◆ **TASK DETAILS**
Give the number of lines below that contain the word "friendly", and nothing else.

◆ ◆ ◆ ◆ ◆

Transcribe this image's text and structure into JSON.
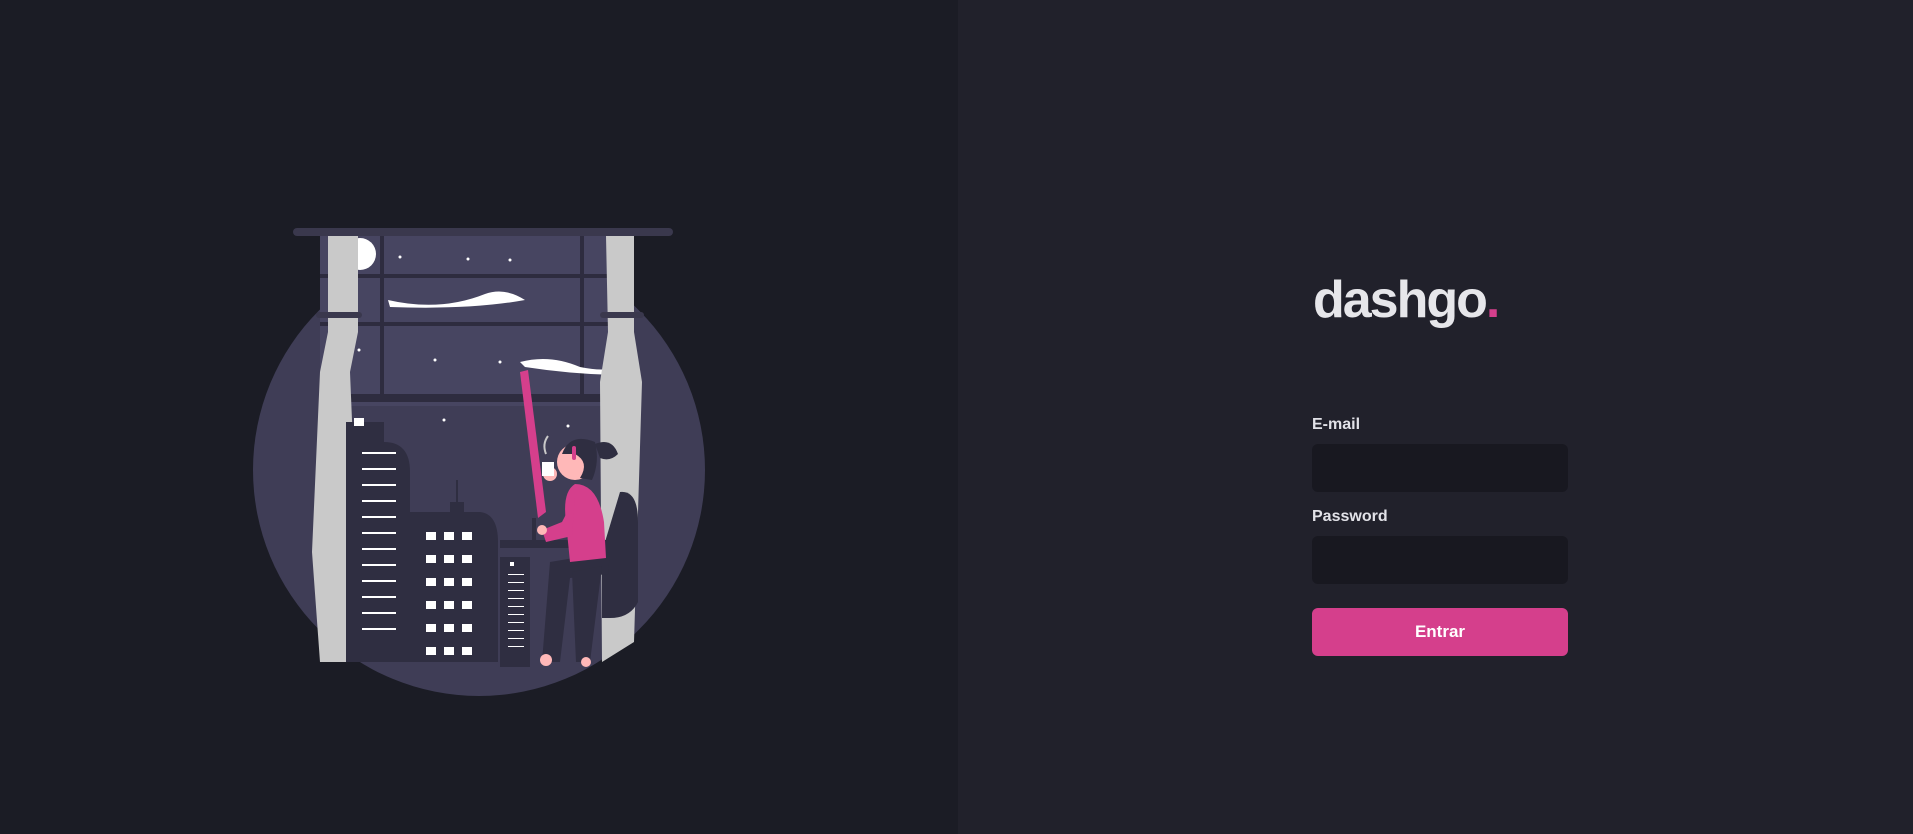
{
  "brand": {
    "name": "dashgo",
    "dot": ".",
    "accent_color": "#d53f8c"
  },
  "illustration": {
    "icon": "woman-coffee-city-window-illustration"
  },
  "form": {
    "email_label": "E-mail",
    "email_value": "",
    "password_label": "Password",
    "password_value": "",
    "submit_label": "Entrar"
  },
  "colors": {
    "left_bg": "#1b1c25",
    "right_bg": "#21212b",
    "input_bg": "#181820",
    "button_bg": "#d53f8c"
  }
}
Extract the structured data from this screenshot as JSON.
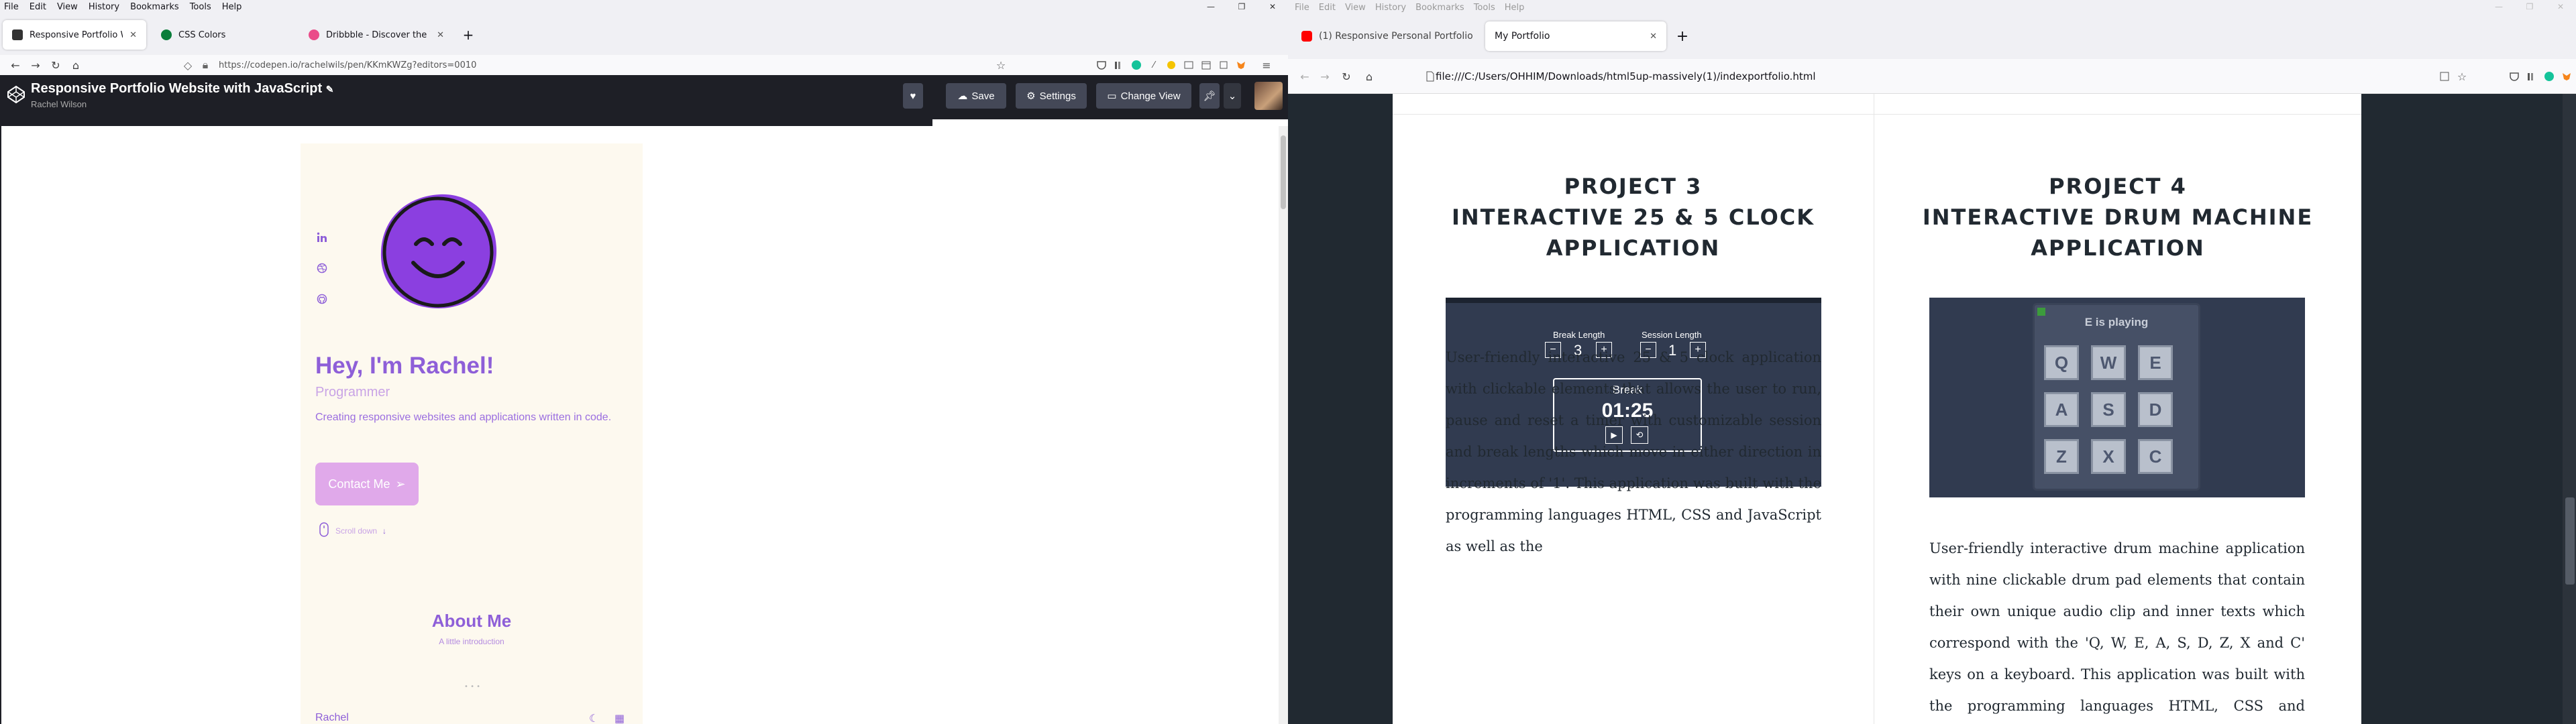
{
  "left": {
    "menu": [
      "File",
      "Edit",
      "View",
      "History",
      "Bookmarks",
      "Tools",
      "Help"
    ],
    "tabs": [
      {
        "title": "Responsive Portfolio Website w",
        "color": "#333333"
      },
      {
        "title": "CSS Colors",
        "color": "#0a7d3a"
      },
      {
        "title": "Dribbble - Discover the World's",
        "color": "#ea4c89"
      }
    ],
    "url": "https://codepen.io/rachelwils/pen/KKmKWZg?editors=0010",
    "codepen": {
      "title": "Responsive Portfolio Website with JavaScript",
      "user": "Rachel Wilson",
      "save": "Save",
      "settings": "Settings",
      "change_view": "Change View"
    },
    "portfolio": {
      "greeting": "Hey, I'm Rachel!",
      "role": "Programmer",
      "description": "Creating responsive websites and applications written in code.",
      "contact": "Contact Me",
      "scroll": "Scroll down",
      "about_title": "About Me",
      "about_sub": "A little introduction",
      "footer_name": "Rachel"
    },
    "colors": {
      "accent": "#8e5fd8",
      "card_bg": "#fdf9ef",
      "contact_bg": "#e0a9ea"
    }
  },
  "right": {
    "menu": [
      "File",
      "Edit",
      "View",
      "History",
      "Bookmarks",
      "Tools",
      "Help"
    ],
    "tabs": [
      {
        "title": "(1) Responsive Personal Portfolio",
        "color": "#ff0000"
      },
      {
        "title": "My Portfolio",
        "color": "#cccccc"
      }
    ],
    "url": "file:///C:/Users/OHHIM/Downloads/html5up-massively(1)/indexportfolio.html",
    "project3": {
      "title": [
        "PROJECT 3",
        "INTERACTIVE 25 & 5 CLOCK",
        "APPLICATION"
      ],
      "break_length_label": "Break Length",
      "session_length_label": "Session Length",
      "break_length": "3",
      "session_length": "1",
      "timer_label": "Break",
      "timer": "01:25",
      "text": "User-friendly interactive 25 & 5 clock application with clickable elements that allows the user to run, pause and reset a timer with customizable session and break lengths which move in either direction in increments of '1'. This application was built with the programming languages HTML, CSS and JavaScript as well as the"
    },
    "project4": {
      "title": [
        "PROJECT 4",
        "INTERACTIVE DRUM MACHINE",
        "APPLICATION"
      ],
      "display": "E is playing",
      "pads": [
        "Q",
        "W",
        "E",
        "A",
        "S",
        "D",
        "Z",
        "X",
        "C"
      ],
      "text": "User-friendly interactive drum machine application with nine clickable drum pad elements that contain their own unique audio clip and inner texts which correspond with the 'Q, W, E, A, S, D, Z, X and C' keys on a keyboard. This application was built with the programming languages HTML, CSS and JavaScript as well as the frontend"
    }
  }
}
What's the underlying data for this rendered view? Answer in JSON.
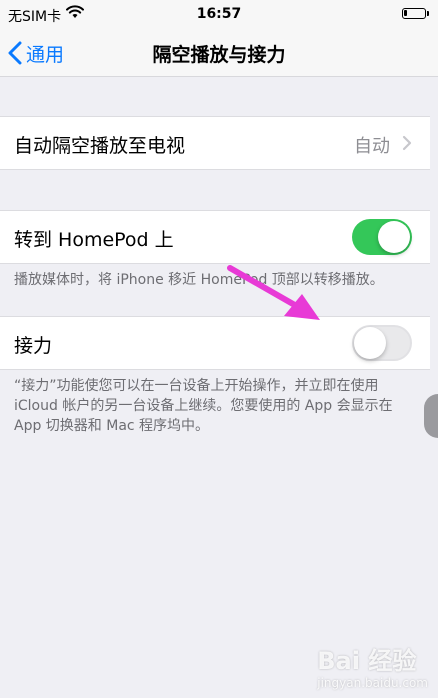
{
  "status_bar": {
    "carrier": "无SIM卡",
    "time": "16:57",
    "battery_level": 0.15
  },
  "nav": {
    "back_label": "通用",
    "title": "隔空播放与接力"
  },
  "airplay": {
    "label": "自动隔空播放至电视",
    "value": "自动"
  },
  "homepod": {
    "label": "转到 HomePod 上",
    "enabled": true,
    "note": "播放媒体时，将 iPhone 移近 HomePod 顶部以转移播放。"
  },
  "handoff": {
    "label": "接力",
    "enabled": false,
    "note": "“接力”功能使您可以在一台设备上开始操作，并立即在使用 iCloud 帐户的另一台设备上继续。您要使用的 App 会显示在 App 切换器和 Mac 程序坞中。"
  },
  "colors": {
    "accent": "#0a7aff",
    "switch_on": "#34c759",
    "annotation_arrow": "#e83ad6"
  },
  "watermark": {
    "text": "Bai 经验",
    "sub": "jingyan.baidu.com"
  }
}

◆ ◆ ◆ ◆ ◆

◆ **WORKED SOLUTION**
2